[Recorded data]
+ + + + + + +

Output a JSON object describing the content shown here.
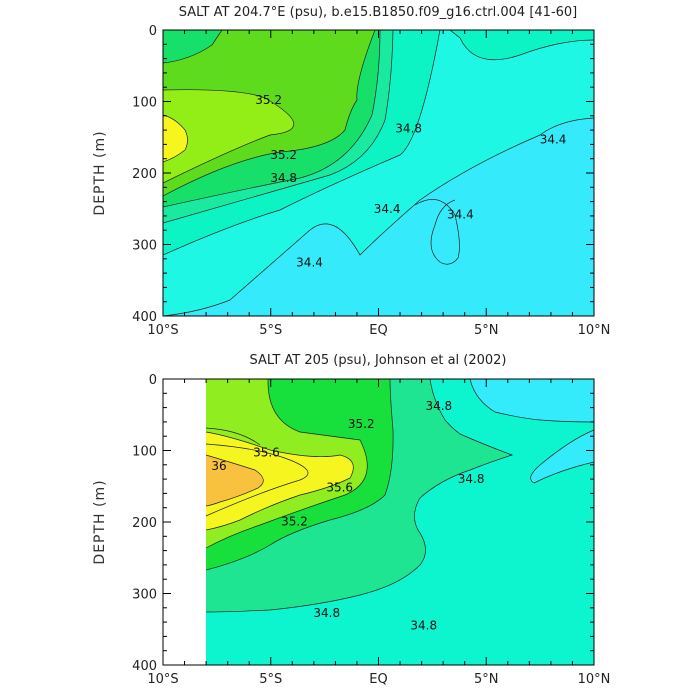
{
  "chart_data": [
    {
      "type": "contour",
      "title": "SALT AT 204.7°E (psu), b.e15.B1850.f09_g16.ctrl.004 [41-60]",
      "xlabel": "",
      "ylabel": "DEPTH (m)",
      "x_ticks": [
        "10°S",
        "5°S",
        "EQ",
        "5°N",
        "10°N"
      ],
      "x_tick_values": [
        -10,
        -5,
        0,
        5,
        10
      ],
      "y_ticks": [
        "0",
        "100",
        "200",
        "300",
        "400"
      ],
      "y_tick_values": [
        0,
        100,
        200,
        300,
        400
      ],
      "xlim": [
        -10,
        10
      ],
      "ylim": [
        400,
        0
      ],
      "fill_colors": {
        "34.4": "#35ebfb",
        "34.6": "#1ff7e5",
        "34.8": "#0cf4c3",
        "35.0": "#19ea9f",
        "35.2": "#16e06a",
        "35.4": "#5ddb1c",
        "35.6": "#93ee18",
        "35.8": "#f6f51d"
      },
      "contour_labels": [
        {
          "text": "35.2",
          "x": -5.1,
          "y": 98
        },
        {
          "text": "35.2",
          "x": -4.4,
          "y": 175
        },
        {
          "text": "34.8",
          "x": 1.4,
          "y": 138
        },
        {
          "text": "34.8",
          "x": -4.4,
          "y": 207
        },
        {
          "text": "34.4",
          "x": 8.1,
          "y": 153
        },
        {
          "text": "34.4",
          "x": 0.4,
          "y": 250
        },
        {
          "text": "34.4",
          "x": 3.8,
          "y": 258
        },
        {
          "text": "34.4",
          "x": -3.2,
          "y": 325
        }
      ]
    },
    {
      "type": "contour",
      "title": "SALT AT 205 (psu), Johnson et al (2002)",
      "xlabel": "",
      "ylabel": "DEPTH (m)",
      "x_ticks": [
        "10°S",
        "5°S",
        "EQ",
        "5°N",
        "10°N"
      ],
      "x_tick_values": [
        -10,
        -5,
        0,
        5,
        10
      ],
      "y_ticks": [
        "0",
        "100",
        "200",
        "300",
        "400"
      ],
      "y_tick_values": [
        0,
        100,
        200,
        300,
        400
      ],
      "xlim": [
        -10,
        10
      ],
      "ylim": [
        400,
        0
      ],
      "data_extent_x": [
        -8,
        10
      ],
      "fill_colors": {
        "34.6": "#33ebfb",
        "34.8": "#0df5ce",
        "35.0": "#1ee592",
        "35.2": "#17df3b",
        "35.4": "#90ed1f",
        "35.6": "#f5f51f",
        "36.0": "#f8c23e"
      },
      "contour_labels": [
        {
          "text": "35.2",
          "x": -0.8,
          "y": 63
        },
        {
          "text": "34.8",
          "x": 2.8,
          "y": 38
        },
        {
          "text": "35.6",
          "x": -5.2,
          "y": 103
        },
        {
          "text": "36",
          "x": -7.4,
          "y": 122
        },
        {
          "text": "35.6",
          "x": -1.8,
          "y": 152
        },
        {
          "text": "35.2",
          "x": -3.9,
          "y": 199
        },
        {
          "text": "34.8",
          "x": 4.3,
          "y": 140
        },
        {
          "text": "34.8",
          "x": 2.1,
          "y": 345
        },
        {
          "text": "34.8",
          "x": -2.4,
          "y": 327
        }
      ]
    }
  ]
}
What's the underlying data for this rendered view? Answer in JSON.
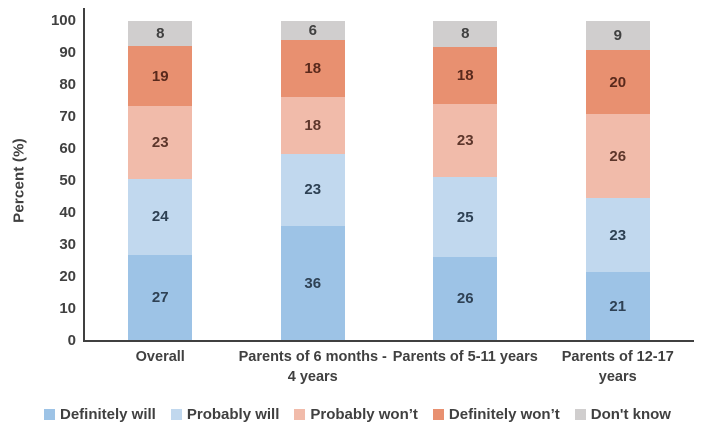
{
  "chart_data": {
    "type": "bar",
    "variant": "stacked-100",
    "title": "",
    "ylabel": "Percent (%)",
    "xlabel": "",
    "ylim": [
      0,
      100
    ],
    "yticks": [
      0,
      10,
      20,
      30,
      40,
      50,
      60,
      70,
      80,
      90,
      100
    ],
    "grid": false,
    "legend_position": "bottom",
    "categories": [
      "Overall",
      "Parents of 6 months - 4 years",
      "Parents of 5-11 years",
      "Parents of 12-17 years"
    ],
    "series": [
      {
        "name": "Definitely will",
        "color": "#9DC3E6",
        "label_color": "#2E4154",
        "values": [
          27,
          36,
          26,
          21
        ]
      },
      {
        "name": "Probably will",
        "color": "#C1D8EE",
        "label_color": "#2E4154",
        "values": [
          24,
          23,
          25,
          23
        ]
      },
      {
        "name": "Probably won’t",
        "color": "#F1BBAA",
        "label_color": "#5D362B",
        "values": [
          23,
          18,
          23,
          26
        ]
      },
      {
        "name": "Definitely won’t",
        "color": "#E89070",
        "label_color": "#59291C",
        "values": [
          19,
          18,
          18,
          20
        ]
      },
      {
        "name": "Don't know",
        "color": "#D0CECE",
        "label_color": "#404040",
        "values": [
          8,
          6,
          8,
          9
        ]
      }
    ],
    "axis_color": "#404040",
    "text_color": "#404040"
  }
}
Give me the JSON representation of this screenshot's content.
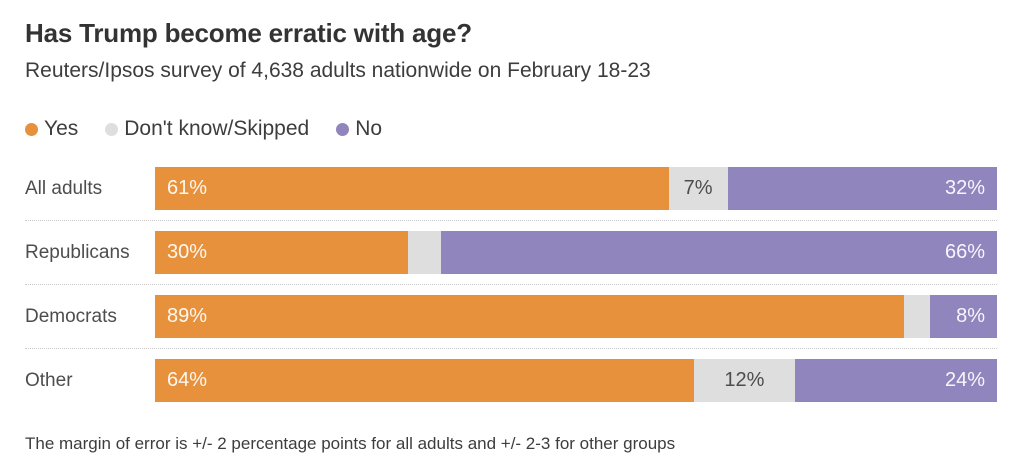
{
  "title": "Has Trump become erratic with age?",
  "subtitle": "Reuters/Ipsos survey of 4,638 adults nationwide on February 18-23",
  "footnote": "The margin of error is +/- 2 percentage points for all adults and +/- 2-3 for other groups",
  "colors": {
    "yes": "#E8913D",
    "dont_know_skipped": "#DEDEDE",
    "no": "#9185BE",
    "title_text": "#333333",
    "body_text": "#3D3D3D"
  },
  "legend": [
    {
      "label": "Yes",
      "color": "#E8913D"
    },
    {
      "label": "Don't know/Skipped",
      "color": "#DEDEDE"
    },
    {
      "label": "No",
      "color": "#9185BE"
    }
  ],
  "chart_data": {
    "type": "bar",
    "stacked": true,
    "orientation": "horizontal",
    "title": "Has Trump become erratic with age?",
    "subtitle": "Reuters/Ipsos survey of 4,638 adults nationwide on February 18-23",
    "xlim": [
      0,
      100
    ],
    "grid": false,
    "legend_position": "top",
    "categories": [
      "All adults",
      "Republicans",
      "Democrats",
      "Other"
    ],
    "series": [
      {
        "name": "Yes",
        "color": "#E8913D",
        "values": [
          61,
          30,
          89,
          64
        ]
      },
      {
        "name": "Don't know/Skipped",
        "color": "#DEDEDE",
        "values": [
          7,
          4,
          3,
          12
        ]
      },
      {
        "name": "No",
        "color": "#9185BE",
        "values": [
          32,
          66,
          8,
          24
        ]
      }
    ],
    "rows": [
      {
        "category": "All adults",
        "labels": [
          "61%",
          "7%",
          "32%"
        ]
      },
      {
        "category": "Republicans",
        "labels": [
          "30%",
          "",
          "66%"
        ]
      },
      {
        "category": "Democrats",
        "labels": [
          "89%",
          "",
          "8%"
        ]
      },
      {
        "category": "Other",
        "labels": [
          "64%",
          "12%",
          "24%"
        ]
      }
    ]
  }
}
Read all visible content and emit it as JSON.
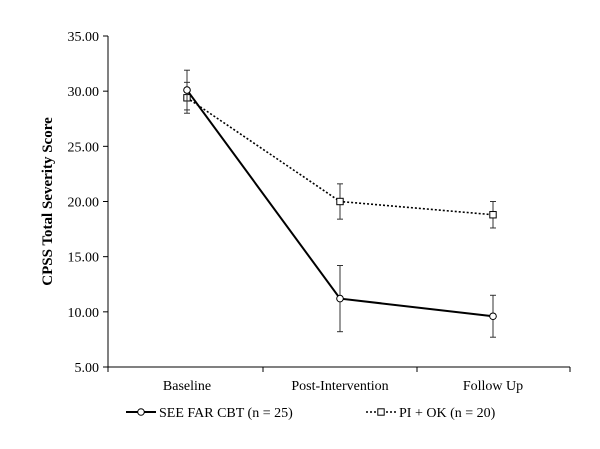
{
  "chart_data": {
    "type": "line",
    "title": "",
    "xlabel": "",
    "ylabel": "CPSS Total Severity Score",
    "categories": [
      "Baseline",
      "Post-Intervention",
      "Follow Up"
    ],
    "ylim": [
      5,
      35
    ],
    "yticks": [
      "5.00",
      "10.00",
      "15.00",
      "20.00",
      "25.00",
      "30.00",
      "35.00"
    ],
    "grid": false,
    "legend_position": "bottom",
    "series": [
      {
        "name": "SEE FAR CBT (n = 25)",
        "values": [
          30.1,
          11.2,
          9.6
        ],
        "error": [
          1.8,
          3.0,
          1.9
        ],
        "line_style": "solid",
        "marker": "circle",
        "color": "#000000"
      },
      {
        "name": "PI + OK (n = 20)",
        "values": [
          29.4,
          20.0,
          18.8
        ],
        "error": [
          1.4,
          1.6,
          1.2
        ],
        "line_style": "dotted",
        "marker": "square",
        "color": "#000000"
      }
    ]
  }
}
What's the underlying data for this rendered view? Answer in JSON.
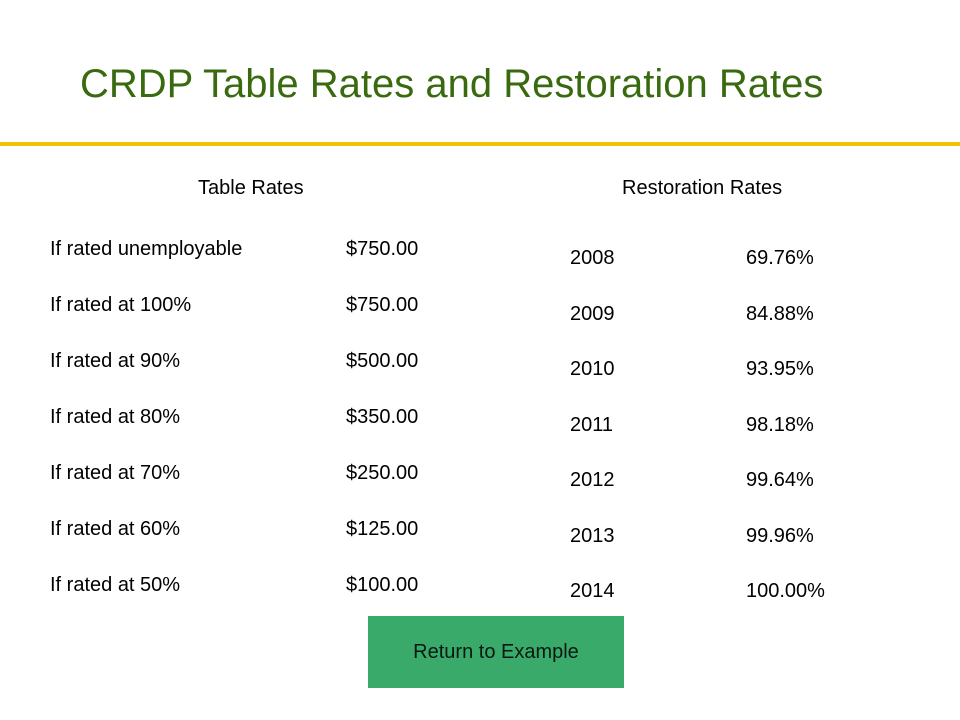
{
  "title": "CRDP Table Rates and Restoration Rates",
  "colors": {
    "title": "#3a6a10",
    "rule": "#f2c200",
    "button": "#3aaa6b"
  },
  "table_rates": {
    "heading": "Table Rates",
    "rows": [
      {
        "label": "If rated unemployable",
        "amount": "$750.00"
      },
      {
        "label": "If rated at 100%",
        "amount": "$750.00"
      },
      {
        "label": "If rated at 90%",
        "amount": "$500.00"
      },
      {
        "label": "If rated at 80%",
        "amount": "$350.00"
      },
      {
        "label": "If rated at 70%",
        "amount": "$250.00"
      },
      {
        "label": "If rated at 60%",
        "amount": "$125.00"
      },
      {
        "label": "If rated at 50%",
        "amount": "$100.00"
      }
    ]
  },
  "restoration_rates": {
    "heading": "Restoration Rates",
    "rows": [
      {
        "year": "2008",
        "rate": "69.76%"
      },
      {
        "year": "2009",
        "rate": "84.88%"
      },
      {
        "year": "2010",
        "rate": "93.95%"
      },
      {
        "year": "2011",
        "rate": "98.18%"
      },
      {
        "year": "2012",
        "rate": "99.64%"
      },
      {
        "year": "2013",
        "rate": "99.96%"
      },
      {
        "year": "2014",
        "rate": "100.00%"
      }
    ]
  },
  "return_button": {
    "label": "Return to Example"
  }
}
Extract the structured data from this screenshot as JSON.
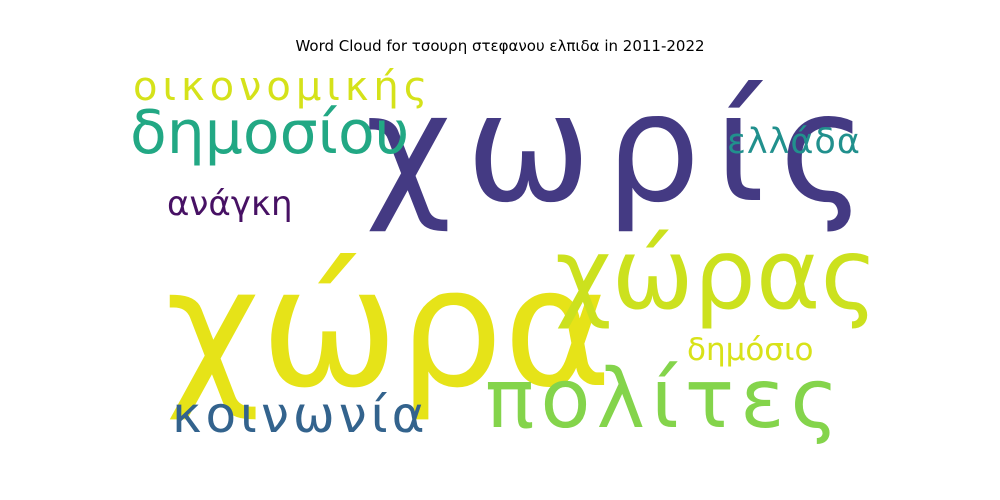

+ + + + + + +

List every line above containing the word "ylabel".

**Exercise solution**
      "ylabel": "DEPTH (m)",
      "ylabel": "DEPTH (m)",
    "ylabel": "Percent (%)",
    "ylabel": "CPSS Total Severity Score",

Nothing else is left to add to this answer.